◆ Set exercise
Take the entries below and print all of them exactly, please.

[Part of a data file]
== == ==

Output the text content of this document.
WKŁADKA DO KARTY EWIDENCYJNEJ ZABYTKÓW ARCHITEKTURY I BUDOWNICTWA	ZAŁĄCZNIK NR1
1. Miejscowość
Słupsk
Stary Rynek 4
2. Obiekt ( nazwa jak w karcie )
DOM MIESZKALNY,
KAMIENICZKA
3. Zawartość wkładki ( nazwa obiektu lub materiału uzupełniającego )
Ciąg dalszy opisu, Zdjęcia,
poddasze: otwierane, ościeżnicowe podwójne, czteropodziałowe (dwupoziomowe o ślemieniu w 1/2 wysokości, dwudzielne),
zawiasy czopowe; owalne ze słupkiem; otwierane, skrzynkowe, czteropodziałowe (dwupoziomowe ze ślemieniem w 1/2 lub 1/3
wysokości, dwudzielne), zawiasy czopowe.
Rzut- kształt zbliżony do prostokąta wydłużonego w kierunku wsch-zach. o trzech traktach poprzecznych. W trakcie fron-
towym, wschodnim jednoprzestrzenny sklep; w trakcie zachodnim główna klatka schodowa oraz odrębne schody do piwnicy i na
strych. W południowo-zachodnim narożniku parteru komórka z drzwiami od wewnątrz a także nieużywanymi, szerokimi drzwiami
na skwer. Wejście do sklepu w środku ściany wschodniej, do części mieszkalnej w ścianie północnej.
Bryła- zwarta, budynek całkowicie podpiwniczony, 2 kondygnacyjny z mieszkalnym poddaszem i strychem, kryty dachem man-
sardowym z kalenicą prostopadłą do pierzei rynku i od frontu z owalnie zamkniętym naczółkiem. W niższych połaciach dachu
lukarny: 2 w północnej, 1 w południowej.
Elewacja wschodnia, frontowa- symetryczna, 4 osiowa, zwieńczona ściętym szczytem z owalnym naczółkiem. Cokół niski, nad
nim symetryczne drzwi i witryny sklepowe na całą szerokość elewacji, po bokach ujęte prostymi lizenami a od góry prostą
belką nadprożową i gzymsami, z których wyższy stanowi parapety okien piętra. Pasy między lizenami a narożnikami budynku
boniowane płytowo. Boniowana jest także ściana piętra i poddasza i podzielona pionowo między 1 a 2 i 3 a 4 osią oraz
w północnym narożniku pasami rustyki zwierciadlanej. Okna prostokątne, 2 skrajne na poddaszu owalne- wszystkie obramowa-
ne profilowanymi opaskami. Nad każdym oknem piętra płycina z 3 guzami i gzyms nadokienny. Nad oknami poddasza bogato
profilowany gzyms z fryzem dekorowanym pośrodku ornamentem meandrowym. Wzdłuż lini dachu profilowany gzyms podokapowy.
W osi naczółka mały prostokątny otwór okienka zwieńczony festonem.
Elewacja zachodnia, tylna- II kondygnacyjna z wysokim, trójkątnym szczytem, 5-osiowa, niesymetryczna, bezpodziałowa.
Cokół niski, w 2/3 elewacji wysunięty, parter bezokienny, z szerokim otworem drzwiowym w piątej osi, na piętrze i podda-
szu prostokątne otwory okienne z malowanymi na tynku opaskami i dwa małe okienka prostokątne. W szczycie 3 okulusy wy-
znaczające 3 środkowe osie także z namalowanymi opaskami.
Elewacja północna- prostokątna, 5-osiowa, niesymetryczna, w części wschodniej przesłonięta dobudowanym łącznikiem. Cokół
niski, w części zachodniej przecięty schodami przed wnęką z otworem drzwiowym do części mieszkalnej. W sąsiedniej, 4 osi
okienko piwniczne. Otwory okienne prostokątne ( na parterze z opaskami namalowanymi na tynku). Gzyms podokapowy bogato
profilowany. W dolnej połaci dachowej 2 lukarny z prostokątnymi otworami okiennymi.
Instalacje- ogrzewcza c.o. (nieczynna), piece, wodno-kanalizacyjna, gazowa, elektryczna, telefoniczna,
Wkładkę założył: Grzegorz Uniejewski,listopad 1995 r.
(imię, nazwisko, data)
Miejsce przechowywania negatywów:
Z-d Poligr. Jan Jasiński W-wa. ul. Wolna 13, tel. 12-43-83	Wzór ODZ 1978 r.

== == ==

◆ Output for this task
Output the text content of this document.
WKŁADKA DO KARTY EWIDENCYJNEJ ZABYTKÓW ARCHITEKTURY I BUDOWNICTWA	ZAŁĄCZNIK NR1
1. Miejscowość
Słupsk
Stary Rynek 4
2. Obiekt ( nazwa jak w karcie )
DOM MIESZKALNY,
KAMIENICZKA
3. Zawartość wkładki ( nazwa obiektu lub materiału uzupełniającego )
Ciąg dalszy opisu, Zdjęcia,
poddasze: otwierane, ościeżnicowe podwójne, czteropodziałowe (dwupoziomowe o ślemieniu w 1/2 wysokości, dwudzielne),
zawiasy czopowe; owalne ze słupkiem; otwierane, skrzynkowe, czteropodziałowe (dwupoziomowe ze ślemieniem w 1/2 lub 1/3
wysokości, dwudzielne), zawiasy czopowe.
Rzut- kształt zbliżony do prostokąta wydłużonego w kierunku wsch-zach. o trzech traktach poprzecznych. W trakcie fron-
towym, wschodnim jednoprzestrzenny sklep; w trakcie zachodnim główna klatka schodowa oraz odrębne schody do piwnicy i na
strych. W południowo-zachodnim narożniku parteru komórka z drzwiami od wewnątrz a także nieużywanymi, szerokimi drzwiami
na skwer. Wejście do sklepu w środku ściany wschodniej, do części mieszkalnej w ścianie północnej.
Bryła- zwarta, budynek całkowicie podpiwniczony, 2 kondygnacyjny z mieszkalnym poddaszem i strychem, kryty dachem man-
sardowym z kalenicą prostopadłą do pierzei rynku i od frontu z owalnie zamkniętym naczółkiem. W niższych połaciach dachu
lukarny: 2 w północnej, 1 w południowej.
Elewacja wschodnia, frontowa- symetryczna, 4 osiowa, zwieńczona ściętym szczytem z owalnym naczółkiem. Cokół niski, nad
nim symetryczne drzwi i witryny sklepowe na całą szerokość elewacji, po bokach ujęte prostymi lizenami a od góry prostą
belką nadprożową i gzymsami, z których wyższy stanowi parapety okien piętra. Pasy między lizenami a narożnikami budynku
boniowane płytowo. Boniowana jest także ściana piętra i poddasza i podzielona pionowo między 1 a 2 i 3 a 4 osią oraz
w północnym narożniku pasami rustyki zwierciadlanej. Okna prostokątne, 2 skrajne na poddaszu owalne- wszystkie obramowa-
ne profilowanymi opaskami. Nad każdym oknem piętra płycina z 3 guzami i gzyms nadokienny. Nad oknami poddasza bogato
profilowany gzyms z fryzem dekorowanym pośrodku ornamentem meandrowym. Wzdłuż lini dachu profilowany gzyms podokapowy.
W osi naczółka mały prostokątny otwór okienka zwieńczony festonem.
Elewacja zachodnia, tylna- II kondygnacyjna z wysokim, trójkątnym szczytem, 5-osiowa, niesymetryczna, bezpodziałowa.
Cokół niski, w 2/3 elewacji wysunięty, parter bezokienny, z szerokim otworem drzwiowym w piątej osi, na piętrze i podda-
szu prostokątne otwory okienne z malowanymi na tynku opaskami i dwa małe okienka prostokątne. W szczycie 3 okulusy wy-
znaczające 3 środkowe osie także z namalowanymi opaskami.
Elewacja północna- prostokątna, 5-osiowa, niesymetryczna, w części wschodniej przesłonięta dobudowanym łącznikiem. Cokół
niski, w części zachodniej przecięty schodami przed wnęką z otworem drzwiowym do części mieszkalnej. W sąsiedniej, 4 osi
okienko piwniczne. Otwory okienne prostokątne ( na parterze z opaskami namalowanymi na tynku). Gzyms podokapowy bogato
profilowany. W dolnej połaci dachowej 2 lukarny z prostokątnymi otworami okiennymi.
Instalacje- ogrzewcza c.o. (nieczynna), piece, wodno-kanalizacyjna, gazowa, elektryczna, telefoniczna,
Wkładkę założył: Grzegorz Uniejewski,listopad 1995 r.
(imię, nazwisko, data)
Miejsce przechowywania negatywów:
Z-d Poligr. Jan Jasiński W-wa. ul. Wolna 13, tel. 12-43-83	Wzór ODZ 1978 r.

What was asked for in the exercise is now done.